[START SUPPLIED RECORDS]

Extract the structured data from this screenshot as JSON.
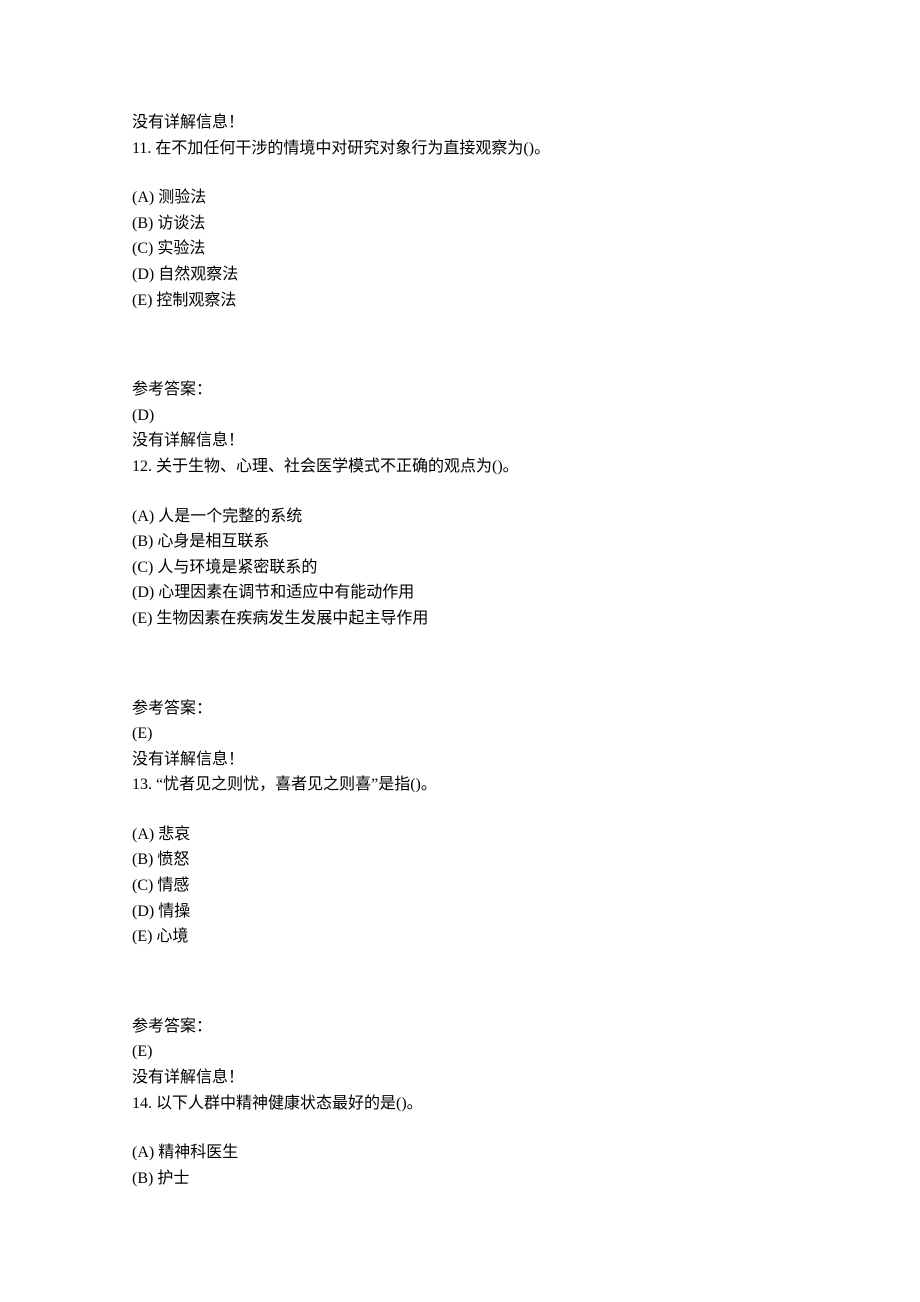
{
  "header_no_explain": "没有详解信息！",
  "answer_label": "参考答案：",
  "no_explain": "没有详解信息！",
  "sep": "   ",
  "questions": [
    {
      "num": "11.",
      "stem": "在不加任何干涉的情境中对研究对象行为直接观察为()。",
      "choices": [
        "(A) 测验法",
        "(B) 访谈法",
        "(C) 实验法",
        "(D) 自然观察法",
        "(E) 控制观察法"
      ],
      "answer": "(D)"
    },
    {
      "num": "12.",
      "stem": "关于生物、心理、社会医学模式不正确的观点为()。",
      "choices": [
        "(A) 人是一个完整的系统",
        "(B) 心身是相互联系",
        "(C) 人与环境是紧密联系的",
        "(D) 心理因素在调节和适应中有能动作用",
        "(E) 生物因素在疾病发生发展中起主导作用"
      ],
      "answer": "(E)"
    },
    {
      "num": "13.",
      "stem": "“忧者见之则忧，喜者见之则喜”是指()。",
      "choices": [
        "(A) 悲哀",
        "(B) 愤怒",
        "(C) 情感",
        "(D) 情操",
        "(E) 心境"
      ],
      "answer": "(E)"
    },
    {
      "num": "14.",
      "stem": "以下人群中精神健康状态最好的是()。",
      "choices": [
        "(A) 精神科医生",
        "(B) 护士"
      ],
      "answer": null
    }
  ]
}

[END SUPPLIED RECORDS]

YOUR INSTRUCTIONS: Copy each line of the listing in which the word "没有详解信息" can be found.

PROBLEM SOLUTION:
  "header_no_explain": "没有详解信息！",
  "no_explain": "没有详解信息！",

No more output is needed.